Given task =>
Each record must be retyped in full. No character may differ.

── Records supplied

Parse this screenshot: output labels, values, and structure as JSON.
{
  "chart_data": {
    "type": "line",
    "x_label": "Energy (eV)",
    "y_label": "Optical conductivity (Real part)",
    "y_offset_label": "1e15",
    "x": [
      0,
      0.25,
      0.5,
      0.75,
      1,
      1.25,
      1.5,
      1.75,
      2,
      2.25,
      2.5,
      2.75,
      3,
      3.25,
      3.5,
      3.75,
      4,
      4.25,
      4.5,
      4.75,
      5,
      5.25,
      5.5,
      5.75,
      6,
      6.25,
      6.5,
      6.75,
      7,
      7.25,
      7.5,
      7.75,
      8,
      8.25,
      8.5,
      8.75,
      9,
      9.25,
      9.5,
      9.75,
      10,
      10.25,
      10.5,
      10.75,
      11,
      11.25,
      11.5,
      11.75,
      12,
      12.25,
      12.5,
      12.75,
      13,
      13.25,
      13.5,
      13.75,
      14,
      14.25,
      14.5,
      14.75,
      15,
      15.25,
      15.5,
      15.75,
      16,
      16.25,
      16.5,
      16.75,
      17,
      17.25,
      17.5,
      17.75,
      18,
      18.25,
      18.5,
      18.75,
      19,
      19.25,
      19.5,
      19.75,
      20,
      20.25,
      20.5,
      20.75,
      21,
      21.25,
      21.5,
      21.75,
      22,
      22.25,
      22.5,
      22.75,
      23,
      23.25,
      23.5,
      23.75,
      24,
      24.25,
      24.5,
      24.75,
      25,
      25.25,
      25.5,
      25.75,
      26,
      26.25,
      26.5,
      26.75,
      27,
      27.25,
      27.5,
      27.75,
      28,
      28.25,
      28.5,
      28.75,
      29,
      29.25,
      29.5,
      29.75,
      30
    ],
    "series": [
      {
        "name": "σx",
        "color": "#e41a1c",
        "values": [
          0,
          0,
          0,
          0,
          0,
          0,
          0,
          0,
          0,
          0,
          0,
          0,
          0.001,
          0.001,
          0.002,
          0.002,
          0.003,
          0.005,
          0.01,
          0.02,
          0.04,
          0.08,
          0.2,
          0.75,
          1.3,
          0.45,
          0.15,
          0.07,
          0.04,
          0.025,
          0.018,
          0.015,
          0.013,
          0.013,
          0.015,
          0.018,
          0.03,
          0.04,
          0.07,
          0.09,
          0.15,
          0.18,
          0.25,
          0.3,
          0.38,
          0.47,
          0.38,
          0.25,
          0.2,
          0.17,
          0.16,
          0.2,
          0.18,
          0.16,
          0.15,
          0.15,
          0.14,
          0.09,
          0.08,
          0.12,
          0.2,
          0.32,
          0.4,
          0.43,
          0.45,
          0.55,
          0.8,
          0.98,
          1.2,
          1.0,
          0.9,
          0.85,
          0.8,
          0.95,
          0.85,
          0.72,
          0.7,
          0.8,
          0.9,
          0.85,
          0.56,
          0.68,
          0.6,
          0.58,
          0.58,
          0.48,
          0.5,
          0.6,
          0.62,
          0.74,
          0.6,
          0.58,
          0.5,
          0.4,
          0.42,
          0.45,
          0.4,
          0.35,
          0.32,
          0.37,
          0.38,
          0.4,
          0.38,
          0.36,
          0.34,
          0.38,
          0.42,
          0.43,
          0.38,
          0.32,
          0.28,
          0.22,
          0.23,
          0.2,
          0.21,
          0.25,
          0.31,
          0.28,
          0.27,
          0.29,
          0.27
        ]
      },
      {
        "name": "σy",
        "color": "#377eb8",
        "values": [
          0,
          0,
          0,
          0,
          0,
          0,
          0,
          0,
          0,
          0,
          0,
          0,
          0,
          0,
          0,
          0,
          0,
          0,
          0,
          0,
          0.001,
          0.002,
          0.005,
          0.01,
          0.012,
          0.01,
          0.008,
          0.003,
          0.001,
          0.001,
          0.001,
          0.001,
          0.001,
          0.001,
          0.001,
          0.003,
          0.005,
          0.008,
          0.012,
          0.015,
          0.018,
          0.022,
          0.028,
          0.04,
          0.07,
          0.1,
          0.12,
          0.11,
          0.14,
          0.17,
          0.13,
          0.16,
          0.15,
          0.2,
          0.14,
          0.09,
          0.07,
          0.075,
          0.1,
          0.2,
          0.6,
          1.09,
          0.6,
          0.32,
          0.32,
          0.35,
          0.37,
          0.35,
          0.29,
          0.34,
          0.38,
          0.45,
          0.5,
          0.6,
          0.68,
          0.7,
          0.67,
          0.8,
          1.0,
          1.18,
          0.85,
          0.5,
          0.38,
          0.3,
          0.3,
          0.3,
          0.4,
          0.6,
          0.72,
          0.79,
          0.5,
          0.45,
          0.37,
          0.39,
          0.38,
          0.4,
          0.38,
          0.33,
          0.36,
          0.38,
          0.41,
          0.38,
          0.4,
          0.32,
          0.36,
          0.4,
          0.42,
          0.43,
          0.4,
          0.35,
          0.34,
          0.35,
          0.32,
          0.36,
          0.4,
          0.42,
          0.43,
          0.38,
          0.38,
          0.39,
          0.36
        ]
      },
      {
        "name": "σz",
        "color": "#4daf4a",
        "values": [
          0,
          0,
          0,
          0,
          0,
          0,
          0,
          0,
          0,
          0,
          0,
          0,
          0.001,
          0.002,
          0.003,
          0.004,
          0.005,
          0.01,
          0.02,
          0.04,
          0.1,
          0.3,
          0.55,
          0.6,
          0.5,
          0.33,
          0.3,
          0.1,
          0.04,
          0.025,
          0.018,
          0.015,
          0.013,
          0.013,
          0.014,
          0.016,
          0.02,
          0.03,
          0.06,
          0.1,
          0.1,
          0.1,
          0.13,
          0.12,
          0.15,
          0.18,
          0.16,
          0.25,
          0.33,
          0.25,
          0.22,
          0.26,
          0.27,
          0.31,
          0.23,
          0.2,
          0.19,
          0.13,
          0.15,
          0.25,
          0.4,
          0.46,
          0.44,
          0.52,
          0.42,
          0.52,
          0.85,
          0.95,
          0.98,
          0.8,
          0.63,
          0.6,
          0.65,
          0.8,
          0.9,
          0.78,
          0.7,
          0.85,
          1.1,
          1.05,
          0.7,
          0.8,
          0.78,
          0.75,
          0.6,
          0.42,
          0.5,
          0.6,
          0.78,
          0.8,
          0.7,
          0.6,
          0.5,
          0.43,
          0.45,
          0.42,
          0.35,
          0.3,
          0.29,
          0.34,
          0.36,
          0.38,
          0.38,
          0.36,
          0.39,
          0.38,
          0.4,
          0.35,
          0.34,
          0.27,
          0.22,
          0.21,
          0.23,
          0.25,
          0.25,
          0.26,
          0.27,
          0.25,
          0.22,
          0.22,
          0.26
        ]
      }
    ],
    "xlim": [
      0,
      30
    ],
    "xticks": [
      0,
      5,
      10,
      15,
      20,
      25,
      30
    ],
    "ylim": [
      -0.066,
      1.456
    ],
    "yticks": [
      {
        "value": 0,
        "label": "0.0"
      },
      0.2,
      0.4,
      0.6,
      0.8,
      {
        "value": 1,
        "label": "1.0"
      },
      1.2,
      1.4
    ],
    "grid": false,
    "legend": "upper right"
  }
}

────

Answer below =>
Parse this screenshot: output labels, values, and structure as JSON.
{
  "chart_data": {
    "type": "line",
    "x_label": "Energy (eV)",
    "y_label": "Optical conductivity (Real part)",
    "y_offset_label": "1e15",
    "x": [
      0,
      0.25,
      0.5,
      0.75,
      1,
      1.25,
      1.5,
      1.75,
      2,
      2.25,
      2.5,
      2.75,
      3,
      3.25,
      3.5,
      3.75,
      4,
      4.25,
      4.5,
      4.75,
      5,
      5.25,
      5.5,
      5.75,
      6,
      6.25,
      6.5,
      6.75,
      7,
      7.25,
      7.5,
      7.75,
      8,
      8.25,
      8.5,
      8.75,
      9,
      9.25,
      9.5,
      9.75,
      10,
      10.25,
      10.5,
      10.75,
      11,
      11.25,
      11.5,
      11.75,
      12,
      12.25,
      12.5,
      12.75,
      13,
      13.25,
      13.5,
      13.75,
      14,
      14.25,
      14.5,
      14.75,
      15,
      15.25,
      15.5,
      15.75,
      16,
      16.25,
      16.5,
      16.75,
      17,
      17.25,
      17.5,
      17.75,
      18,
      18.25,
      18.5,
      18.75,
      19,
      19.25,
      19.5,
      19.75,
      20,
      20.25,
      20.5,
      20.75,
      21,
      21.25,
      21.5,
      21.75,
      22,
      22.25,
      22.5,
      22.75,
      23,
      23.25,
      23.5,
      23.75,
      24,
      24.25,
      24.5,
      24.75,
      25,
      25.25,
      25.5,
      25.75,
      26,
      26.25,
      26.5,
      26.75,
      27,
      27.25,
      27.5,
      27.75,
      28,
      28.25,
      28.5,
      28.75,
      29,
      29.25,
      29.5,
      29.75,
      30
    ],
    "series": [
      {
        "name": "σx",
        "color": "#e41a1c",
        "values": [
          0,
          0,
          0,
          0,
          0,
          0,
          0,
          0,
          0,
          0,
          0,
          0,
          0.001,
          0.001,
          0.002,
          0.002,
          0.003,
          0.005,
          0.01,
          0.02,
          0.04,
          0.08,
          0.2,
          0.75,
          1.3,
          0.45,
          0.15,
          0.07,
          0.04,
          0.025,
          0.018,
          0.015,
          0.013,
          0.013,
          0.015,
          0.018,
          0.03,
          0.04,
          0.07,
          0.09,
          0.15,
          0.18,
          0.25,
          0.3,
          0.38,
          0.47,
          0.38,
          0.25,
          0.2,
          0.17,
          0.16,
          0.2,
          0.18,
          0.16,
          0.15,
          0.15,
          0.14,
          0.09,
          0.08,
          0.12,
          0.2,
          0.32,
          0.4,
          0.43,
          0.45,
          0.55,
          0.8,
          0.98,
          1.2,
          1.0,
          0.9,
          0.85,
          0.8,
          0.95,
          0.85,
          0.72,
          0.7,
          0.8,
          0.9,
          0.85,
          0.56,
          0.68,
          0.6,
          0.58,
          0.58,
          0.48,
          0.5,
          0.6,
          0.62,
          0.74,
          0.6,
          0.58,
          0.5,
          0.4,
          0.42,
          0.45,
          0.4,
          0.35,
          0.32,
          0.37,
          0.38,
          0.4,
          0.38,
          0.36,
          0.34,
          0.38,
          0.42,
          0.43,
          0.38,
          0.32,
          0.28,
          0.22,
          0.23,
          0.2,
          0.21,
          0.25,
          0.31,
          0.28,
          0.27,
          0.29,
          0.27
        ]
      },
      {
        "name": "σy",
        "color": "#377eb8",
        "values": [
          0,
          0,
          0,
          0,
          0,
          0,
          0,
          0,
          0,
          0,
          0,
          0,
          0,
          0,
          0,
          0,
          0,
          0,
          0,
          0,
          0.001,
          0.002,
          0.005,
          0.01,
          0.012,
          0.01,
          0.008,
          0.003,
          0.001,
          0.001,
          0.001,
          0.001,
          0.001,
          0.001,
          0.001,
          0.003,
          0.005,
          0.008,
          0.012,
          0.015,
          0.018,
          0.022,
          0.028,
          0.04,
          0.07,
          0.1,
          0.12,
          0.11,
          0.14,
          0.17,
          0.13,
          0.16,
          0.15,
          0.2,
          0.14,
          0.09,
          0.07,
          0.075,
          0.1,
          0.2,
          0.6,
          1.09,
          0.6,
          0.32,
          0.32,
          0.35,
          0.37,
          0.35,
          0.29,
          0.34,
          0.38,
          0.45,
          0.5,
          0.6,
          0.68,
          0.7,
          0.67,
          0.8,
          1.0,
          1.18,
          0.85,
          0.5,
          0.38,
          0.3,
          0.3,
          0.3,
          0.4,
          0.6,
          0.72,
          0.79,
          0.5,
          0.45,
          0.37,
          0.39,
          0.38,
          0.4,
          0.38,
          0.33,
          0.36,
          0.38,
          0.41,
          0.38,
          0.4,
          0.32,
          0.36,
          0.4,
          0.42,
          0.43,
          0.4,
          0.35,
          0.34,
          0.35,
          0.32,
          0.36,
          0.4,
          0.42,
          0.43,
          0.38,
          0.38,
          0.39,
          0.36
        ]
      },
      {
        "name": "σz",
        "color": "#4daf4a",
        "values": [
          0,
          0,
          0,
          0,
          0,
          0,
          0,
          0,
          0,
          0,
          0,
          0,
          0.001,
          0.002,
          0.003,
          0.004,
          0.005,
          0.01,
          0.02,
          0.04,
          0.1,
          0.3,
          0.55,
          0.6,
          0.5,
          0.33,
          0.3,
          0.1,
          0.04,
          0.025,
          0.018,
          0.015,
          0.013,
          0.013,
          0.014,
          0.016,
          0.02,
          0.03,
          0.06,
          0.1,
          0.1,
          0.1,
          0.13,
          0.12,
          0.15,
          0.18,
          0.16,
          0.25,
          0.33,
          0.25,
          0.22,
          0.26,
          0.27,
          0.31,
          0.23,
          0.2,
          0.19,
          0.13,
          0.15,
          0.25,
          0.4,
          0.46,
          0.44,
          0.52,
          0.42,
          0.52,
          0.85,
          0.95,
          0.98,
          0.8,
          0.63,
          0.6,
          0.65,
          0.8,
          0.9,
          0.78,
          0.7,
          0.85,
          1.1,
          1.05,
          0.7,
          0.8,
          0.78,
          0.75,
          0.6,
          0.42,
          0.5,
          0.6,
          0.78,
          0.8,
          0.7,
          0.6,
          0.5,
          0.43,
          0.45,
          0.42,
          0.35,
          0.3,
          0.29,
          0.34,
          0.36,
          0.38,
          0.38,
          0.36,
          0.39,
          0.38,
          0.4,
          0.35,
          0.34,
          0.27,
          0.22,
          0.21,
          0.23,
          0.25,
          0.25,
          0.26,
          0.27,
          0.25,
          0.22,
          0.22,
          0.26
        ]
      }
    ],
    "xlim": [
      0,
      30
    ],
    "xticks": [
      0,
      5,
      10,
      15,
      20,
      25,
      30
    ],
    "ylim": [
      -0.066,
      1.456
    ],
    "yticks": [
      {
        "value": 0,
        "label": "0.0"
      },
      0.2,
      0.4,
      0.6,
      0.8,
      {
        "value": 1,
        "label": "1.0"
      },
      1.2,
      1.4
    ],
    "grid": false,
    "legend": "upper right"
  }
}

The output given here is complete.